The problem:
Set down the material once more, exactly as it appears.

Entries provided:
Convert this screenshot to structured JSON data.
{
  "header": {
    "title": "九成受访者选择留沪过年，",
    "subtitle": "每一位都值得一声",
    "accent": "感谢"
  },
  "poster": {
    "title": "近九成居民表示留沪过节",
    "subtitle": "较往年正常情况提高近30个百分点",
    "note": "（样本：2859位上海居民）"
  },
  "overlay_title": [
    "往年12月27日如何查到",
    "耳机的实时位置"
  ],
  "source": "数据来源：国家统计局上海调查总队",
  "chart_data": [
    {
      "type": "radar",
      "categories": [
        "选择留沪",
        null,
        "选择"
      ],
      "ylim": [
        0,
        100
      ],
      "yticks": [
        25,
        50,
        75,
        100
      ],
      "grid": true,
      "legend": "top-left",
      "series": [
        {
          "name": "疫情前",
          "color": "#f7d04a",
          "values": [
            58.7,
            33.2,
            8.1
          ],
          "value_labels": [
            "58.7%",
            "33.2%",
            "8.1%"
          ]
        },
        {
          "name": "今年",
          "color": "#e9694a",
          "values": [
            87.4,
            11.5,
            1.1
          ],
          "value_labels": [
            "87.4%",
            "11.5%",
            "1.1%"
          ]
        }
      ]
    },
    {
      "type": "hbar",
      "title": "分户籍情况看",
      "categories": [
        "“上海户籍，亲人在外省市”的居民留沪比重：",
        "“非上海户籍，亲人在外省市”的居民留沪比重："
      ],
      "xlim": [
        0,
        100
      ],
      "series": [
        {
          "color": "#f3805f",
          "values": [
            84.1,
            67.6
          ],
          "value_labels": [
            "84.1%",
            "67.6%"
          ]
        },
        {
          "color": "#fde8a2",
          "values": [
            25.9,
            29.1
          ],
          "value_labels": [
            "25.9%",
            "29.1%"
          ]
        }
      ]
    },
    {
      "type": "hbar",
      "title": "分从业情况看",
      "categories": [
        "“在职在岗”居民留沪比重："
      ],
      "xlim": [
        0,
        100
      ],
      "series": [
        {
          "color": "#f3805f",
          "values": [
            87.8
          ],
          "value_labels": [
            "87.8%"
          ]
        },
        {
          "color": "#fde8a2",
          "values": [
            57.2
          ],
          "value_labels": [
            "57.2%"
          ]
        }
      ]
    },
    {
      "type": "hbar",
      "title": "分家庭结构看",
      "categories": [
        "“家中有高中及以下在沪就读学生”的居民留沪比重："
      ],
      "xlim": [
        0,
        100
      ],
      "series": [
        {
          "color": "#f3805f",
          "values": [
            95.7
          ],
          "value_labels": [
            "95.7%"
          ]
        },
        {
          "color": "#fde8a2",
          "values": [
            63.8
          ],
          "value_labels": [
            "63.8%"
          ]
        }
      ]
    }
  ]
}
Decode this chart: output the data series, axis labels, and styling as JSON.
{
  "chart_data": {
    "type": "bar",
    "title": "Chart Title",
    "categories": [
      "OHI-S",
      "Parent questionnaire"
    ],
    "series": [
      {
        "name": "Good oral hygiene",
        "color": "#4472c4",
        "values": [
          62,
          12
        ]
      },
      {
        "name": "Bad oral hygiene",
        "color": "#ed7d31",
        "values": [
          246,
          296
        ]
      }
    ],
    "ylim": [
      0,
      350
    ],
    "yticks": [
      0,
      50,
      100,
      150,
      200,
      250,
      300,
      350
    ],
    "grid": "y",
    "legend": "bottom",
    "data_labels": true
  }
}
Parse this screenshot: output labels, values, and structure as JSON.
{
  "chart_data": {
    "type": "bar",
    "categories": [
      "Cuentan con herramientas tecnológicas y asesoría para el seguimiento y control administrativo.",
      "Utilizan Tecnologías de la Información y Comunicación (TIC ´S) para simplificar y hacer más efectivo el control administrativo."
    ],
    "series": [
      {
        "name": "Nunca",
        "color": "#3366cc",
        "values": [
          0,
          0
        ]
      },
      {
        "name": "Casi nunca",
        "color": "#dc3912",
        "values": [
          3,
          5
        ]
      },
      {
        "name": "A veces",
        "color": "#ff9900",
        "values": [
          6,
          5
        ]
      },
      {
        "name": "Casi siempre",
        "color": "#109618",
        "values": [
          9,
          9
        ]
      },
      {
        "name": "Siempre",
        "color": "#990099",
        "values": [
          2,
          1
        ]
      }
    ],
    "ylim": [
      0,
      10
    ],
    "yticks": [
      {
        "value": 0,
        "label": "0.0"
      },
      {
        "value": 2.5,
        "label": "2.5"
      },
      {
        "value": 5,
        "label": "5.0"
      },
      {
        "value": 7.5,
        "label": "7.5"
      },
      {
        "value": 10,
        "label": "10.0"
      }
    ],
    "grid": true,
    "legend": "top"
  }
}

Exercise output:
Convert this screenshot to structured JSON data.
{
  "header": {
    "title": "九成受访者选择留沪过年，",
    "subtitle": "每一位都值得一声",
    "accent": "感谢"
  },
  "poster": {
    "title": "近九成居民表示留沪过节",
    "subtitle": "较往年正常情况提高近30个百分点",
    "note": "（样本：2859位上海居民）"
  },
  "overlay_title": [
    "往年12月27日如何查到",
    "耳机的实时位置"
  ],
  "source": "数据来源：国家统计局上海调查总队",
  "chart_data": [
    {
      "type": "radar",
      "categories": [
        "选择留沪",
        null,
        "选择"
      ],
      "ylim": [
        0,
        100
      ],
      "yticks": [
        25,
        50,
        75,
        100
      ],
      "grid": true,
      "legend": "top-left",
      "series": [
        {
          "name": "疫情前",
          "color": "#f7d04a",
          "values": [
            58.7,
            33.2,
            8.1
          ],
          "value_labels": [
            "58.7%",
            "33.2%",
            "8.1%"
          ]
        },
        {
          "name": "今年",
          "color": "#e9694a",
          "values": [
            87.4,
            11.5,
            1.1
          ],
          "value_labels": [
            "87.4%",
            "11.5%",
            "1.1%"
          ]
        }
      ]
    },
    {
      "type": "hbar",
      "title": "分户籍情况看",
      "categories": [
        "“上海户籍，亲人在外省市”的居民留沪比重：",
        "“非上海户籍，亲人在外省市”的居民留沪比重："
      ],
      "xlim": [
        0,
        100
      ],
      "series": [
        {
          "color": "#f3805f",
          "values": [
            84.1,
            67.6
          ],
          "value_labels": [
            "84.1%",
            "67.6%"
          ]
        },
        {
          "color": "#fde8a2",
          "values": [
            25.9,
            29.1
          ],
          "value_labels": [
            "25.9%",
            "29.1%"
          ]
        }
      ]
    },
    {
      "type": "hbar",
      "title": "分从业情况看",
      "categories": [
        "“在职在岗”居民留沪比重："
      ],
      "xlim": [
        0,
        100
      ],
      "series": [
        {
          "color": "#f3805f",
          "values": [
            87.8
          ],
          "value_labels": [
            "87.8%"
          ]
        },
        {
          "color": "#fde8a2",
          "values": [
            57.2
          ],
          "value_labels": [
            "57.2%"
          ]
        }
      ]
    },
    {
      "type": "hbar",
      "title": "分家庭结构看",
      "categories": [
        "“家中有高中及以下在沪就读学生”的居民留沪比重："
      ],
      "xlim": [
        0,
        100
      ],
      "series": [
        {
          "color": "#f3805f",
          "values": [
            95.7
          ],
          "value_labels": [
            "95.7%"
          ]
        },
        {
          "color": "#fde8a2",
          "values": [
            63.8
          ],
          "value_labels": [
            "63.8%"
          ]
        }
      ]
    }
  ]
}
Decode this chart: output the data series, axis labels, and styling as JSON.
{
  "chart_data": {
    "type": "bar",
    "title": "Chart Title",
    "categories": [
      "OHI-S",
      "Parent questionnaire"
    ],
    "series": [
      {
        "name": "Good oral hygiene",
        "color": "#4472c4",
        "values": [
          62,
          12
        ]
      },
      {
        "name": "Bad oral hygiene",
        "color": "#ed7d31",
        "values": [
          246,
          296
        ]
      }
    ],
    "ylim": [
      0,
      350
    ],
    "yticks": [
      0,
      50,
      100,
      150,
      200,
      250,
      300,
      350
    ],
    "grid": "y",
    "legend": "bottom",
    "data_labels": true
  }
}
Parse this screenshot: output labels, values, and structure as JSON.
{
  "chart_data": {
    "type": "bar",
    "categories": [
      "Cuentan con herramientas tecnológicas y asesoría para el seguimiento y control administrativo.",
      "Utilizan Tecnologías de la Información y Comunicación (TIC ´S) para simplificar y hacer más efectivo el control administrativo."
    ],
    "series": [
      {
        "name": "Nunca",
        "color": "#3366cc",
        "values": [
          0,
          0
        ]
      },
      {
        "name": "Casi nunca",
        "color": "#dc3912",
        "values": [
          3,
          5
        ]
      },
      {
        "name": "A veces",
        "color": "#ff9900",
        "values": [
          6,
          5
        ]
      },
      {
        "name": "Casi siempre",
        "color": "#109618",
        "values": [
          9,
          9
        ]
      },
      {
        "name": "Siempre",
        "color": "#990099",
        "values": [
          2,
          1
        ]
      }
    ],
    "ylim": [
      0,
      10
    ],
    "yticks": [
      {
        "value": 0,
        "label": "0.0"
      },
      {
        "value": 2.5,
        "label": "2.5"
      },
      {
        "value": 5,
        "label": "5.0"
      },
      {
        "value": 7.5,
        "label": "7.5"
      },
      {
        "value": 10,
        "label": "10.0"
      }
    ],
    "grid": true,
    "legend": "top"
  }
}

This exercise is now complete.